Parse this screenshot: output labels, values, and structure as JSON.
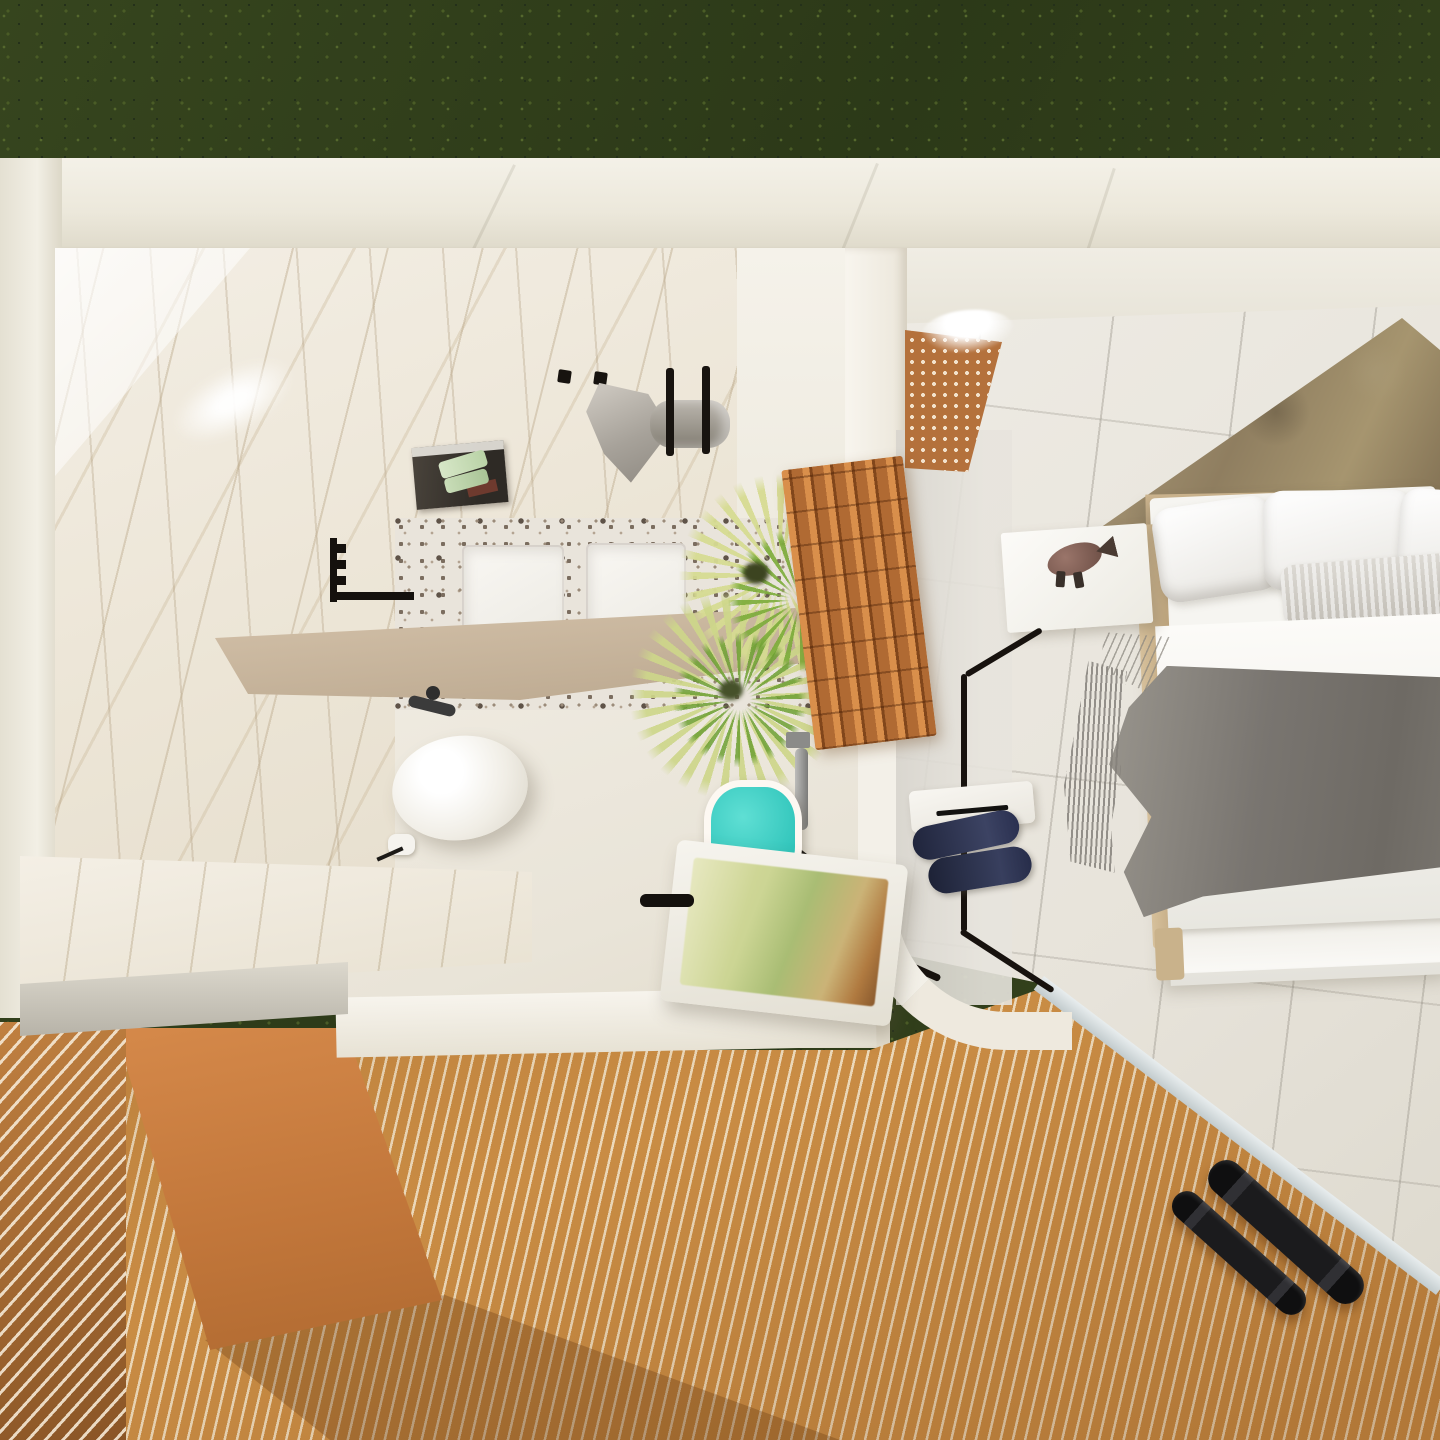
{
  "scene": {
    "description": "Top-down 3D architectural render of a hotel-style suite: marble bathroom with walk-in shower, freestanding tub and vessel sink on the left, bedroom with double bed on the right, terracotta slatted screens and a wooden deck terrace below, surrounded by a grass lawn.",
    "view": "overhead dollhouse / floor-plan render",
    "rooms": [
      "garden lawn",
      "bathroom",
      "bedroom",
      "deck terrace"
    ],
    "objects": [
      {
        "name": "grass-lawn",
        "label": "Grass lawn"
      },
      {
        "name": "outer-wall",
        "label": "White outer wall"
      },
      {
        "name": "marble-wall-floor",
        "label": "Calacatta marble wall/floor slab"
      },
      {
        "name": "shower-terrazzo-floor",
        "label": "Terrazzo shower floor"
      },
      {
        "name": "shower-tray",
        "label": "White shower tray"
      },
      {
        "name": "storage-niche",
        "label": "Wall niche with green towels"
      },
      {
        "name": "hanging-towel",
        "label": "Gray towel on hook"
      },
      {
        "name": "rolled-towel",
        "label": "Rolled gray towel on rail"
      },
      {
        "name": "wall-hanger",
        "label": "Black wall-mounted hanger"
      },
      {
        "name": "floating-shelf",
        "label": "Beige floating shelf"
      },
      {
        "name": "vessel-sink",
        "label": "Oval white vessel sink"
      },
      {
        "name": "sink-faucet",
        "label": "Dark wall faucet"
      },
      {
        "name": "toilet-paper-holder",
        "label": "Toilet paper holder"
      },
      {
        "name": "vanity-bench",
        "label": "Marble vanity bench"
      },
      {
        "name": "palm-plant",
        "label": "Potted palm plant"
      },
      {
        "name": "slatted-divider",
        "label": "Terracotta slatted divider screen"
      },
      {
        "name": "glass-door-handle",
        "label": "Glass door handle"
      },
      {
        "name": "teal-stool",
        "label": "Teal stool"
      },
      {
        "name": "bathtub",
        "label": "Freestanding bathtub with water"
      },
      {
        "name": "grab-bar",
        "label": "Black grab bar"
      },
      {
        "name": "cobogo-wall",
        "label": "Perforated clay cobogó wall with LED cove"
      },
      {
        "name": "stone-accent-wall",
        "label": "Stone accent wall behind bed"
      },
      {
        "name": "bed",
        "label": "Double bed with white bedding and gray throw"
      },
      {
        "name": "nightstand",
        "label": "White nightstand"
      },
      {
        "name": "fish-sculpture",
        "label": "Fish figurine decor"
      },
      {
        "name": "floor-lamp",
        "label": "Black bent-rod floor lamp"
      },
      {
        "name": "bench-tray",
        "label": "White bedside bench"
      },
      {
        "name": "slippers",
        "label": "Navy slippers"
      },
      {
        "name": "wood-deck",
        "label": "Wood slat deck"
      },
      {
        "name": "slatted-screen",
        "label": "Orange slatted privacy screen"
      },
      {
        "name": "orange-wall",
        "label": "Terracotta wall"
      },
      {
        "name": "dumbbells",
        "label": "Pair of black dumbbells"
      }
    ],
    "palette": {
      "grass": "#313f1b",
      "outer_wall": "#f2efe5",
      "marble": "#ece5d6",
      "marble_vein": "#bcaa8c",
      "terrazzo_base": "#e9e4db",
      "terrazzo_speck": "#74675c",
      "shelf_beige": "#c6b294",
      "towel_gray": "#a7a29a",
      "niche_towel_green": "#c4d9af",
      "plant_light": "#d6db92",
      "plant_green": "#7cac3a",
      "divider_terracotta": "#b06a33",
      "teal_stool": "#2fc4ba",
      "tub_water_olive": "#b3c27c",
      "bedroom_tile": "#e9e5dd",
      "stone_wall": "#978564",
      "headboard_tan": "#c4ac85",
      "bed_white": "#f6f5f1",
      "throw_gray": "#79756f",
      "slipper_navy": "#2b3150",
      "lamp_black": "#17120e",
      "cobogo_clay": "#b4713c",
      "led_white": "#ffffff",
      "deck_slat": "#c98c44",
      "deck_gap": "#ecd9ba",
      "screen_orange": "#c08040",
      "wall_orange": "#c1763a",
      "dumbbell_black": "#1b1b1d",
      "deck_edge_trim": "#d5dcde"
    }
  }
}
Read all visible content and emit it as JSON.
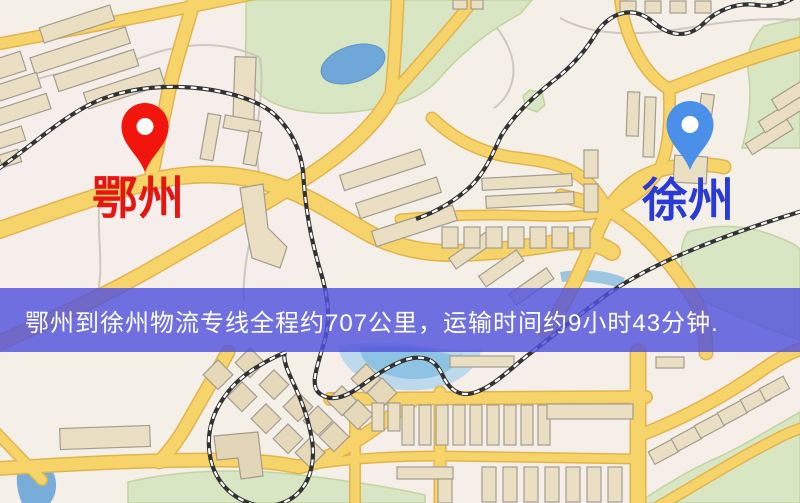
{
  "map": {
    "origin": {
      "label": "鄂州",
      "label_color": "#e81410",
      "pin_color": "#f2150d"
    },
    "destination": {
      "label": "徐州",
      "label_color": "#2a3ad6",
      "pin_color": "#4b90e8"
    },
    "banner": {
      "text": "鄂州到徐州物流专线全程约707公里，运输时间约9小时43分钟.",
      "background_color": "#5252dd",
      "text_color": "#ffffff"
    },
    "palette": {
      "ground": "#f4f0e8",
      "road": "#f7d46a",
      "road_casing": "#e2b44e",
      "building": "#eadfc2",
      "park": "#d9e6c3",
      "water": "#6fa8d8",
      "railway": "#333333"
    }
  }
}
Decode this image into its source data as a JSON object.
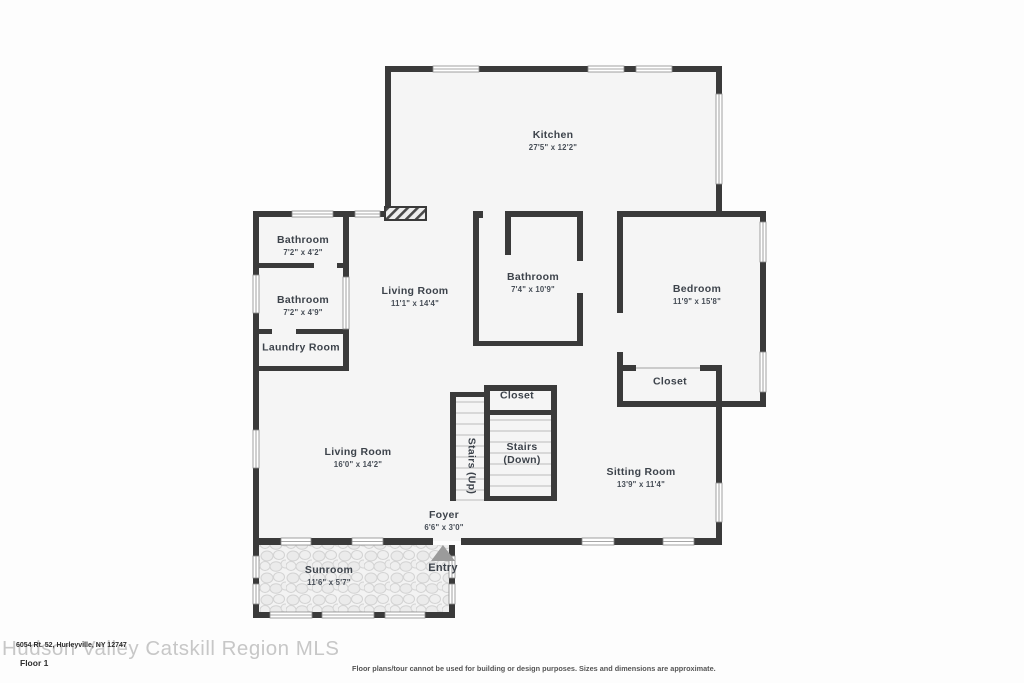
{
  "plan": {
    "rooms": {
      "kitchen": {
        "name": "Kitchen",
        "dims": "27'5\" x 12'2\""
      },
      "bathroom_top": {
        "name": "Bathroom",
        "dims": "7'2\" x 4'2\""
      },
      "bathroom_mid": {
        "name": "Bathroom",
        "dims": "7'2\" x 4'9\""
      },
      "laundry": {
        "name": "Laundry Room"
      },
      "living_upper": {
        "name": "Living Room",
        "dims": "11'1\" x 14'4\""
      },
      "bathroom_main": {
        "name": "Bathroom",
        "dims": "7'4\" x 10'9\""
      },
      "bedroom": {
        "name": "Bedroom",
        "dims": "11'9\" x 15'8\""
      },
      "bedroom_closet": {
        "name": "Closet"
      },
      "stairs_closet": {
        "name": "Closet"
      },
      "stairs_up": {
        "name": "Stairs (Up)"
      },
      "stairs_down": {
        "line1": "Stairs",
        "line2": "(Down)"
      },
      "living_lower": {
        "name": "Living Room",
        "dims": "16'0\" x 14'2\""
      },
      "sitting_room": {
        "name": "Sitting Room",
        "dims": "13'9\" x 11'4\""
      },
      "foyer": {
        "name": "Foyer",
        "dims": "6'6\" x 3'0\""
      },
      "sunroom": {
        "name": "Sunroom",
        "dims": "11'6\" x 5'7\""
      },
      "entry": {
        "label": "Entry"
      }
    }
  },
  "footer": {
    "watermark": "Hudson Valley Catskill Region MLS",
    "address": "6054 Rt. 52, Hurleyville, NY 12747",
    "floor_label": "Floor 1",
    "disclaimer": "Floor plans/tour cannot be used for building or design purposes. Sizes and dimensions are approximate."
  },
  "colors": {
    "wall": "#3a3a3a",
    "floor": "#f5f5f5",
    "window_line": "#8a8a8a",
    "text": "#3d434b",
    "entry_arrow": "#9b9b9b",
    "watermark": "#c7c7c7"
  }
}
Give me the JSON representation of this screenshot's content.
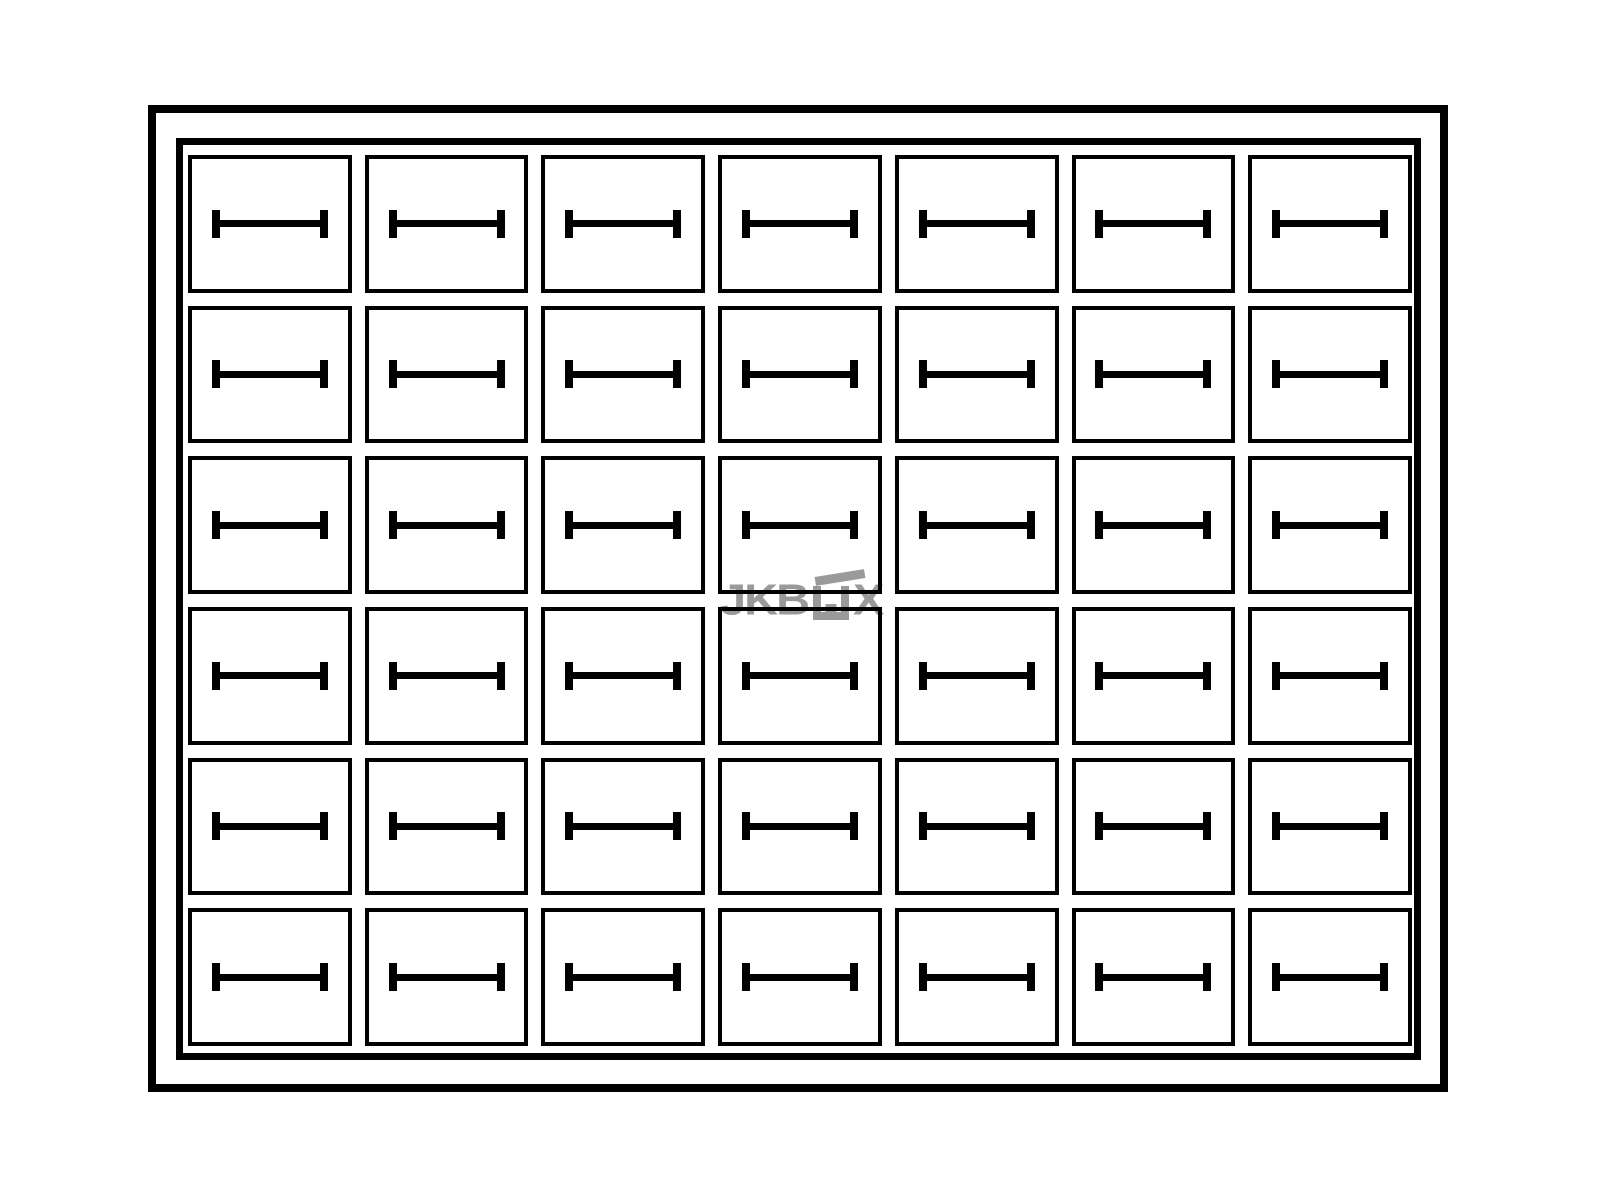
{
  "watermark": {
    "prefix": "JKB",
    "suffix": "X",
    "full_text": "JKBOX",
    "box_glyph": "open-box-icon",
    "color": "#9a9a9a"
  },
  "grid": {
    "rows": 6,
    "columns": 7,
    "cell_count": 42,
    "cell_icon": "drawer-handle-icon"
  },
  "colors": {
    "background": "#ffffff",
    "line": "#000000",
    "watermark": "#9a9a9a"
  }
}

○ ○ ○ ○ ○

■ **STATED EXERCISE**:
Your task is to repeat exactly the lines from the one containing "Give me the" through the end of the material, both included, and only those, without pictures.

■ **RESULT**:
Give me the JSON representation of this screenshot's content.
{
  "watermark": {
    "prefix": "JKB",
    "suffix": "X",
    "full_text": "JKBOX",
    "box_glyph": "open-box-icon",
    "color": "#9a9a9a"
  },
  "grid": {
    "rows": 6,
    "columns": 7,
    "cell_count": 42,
    "cell_icon": "drawer-handle-icon"
  },
  "colors": {
    "background": "#ffffff",
    "line": "#000000",
    "watermark": "#9a9a9a"
  }
}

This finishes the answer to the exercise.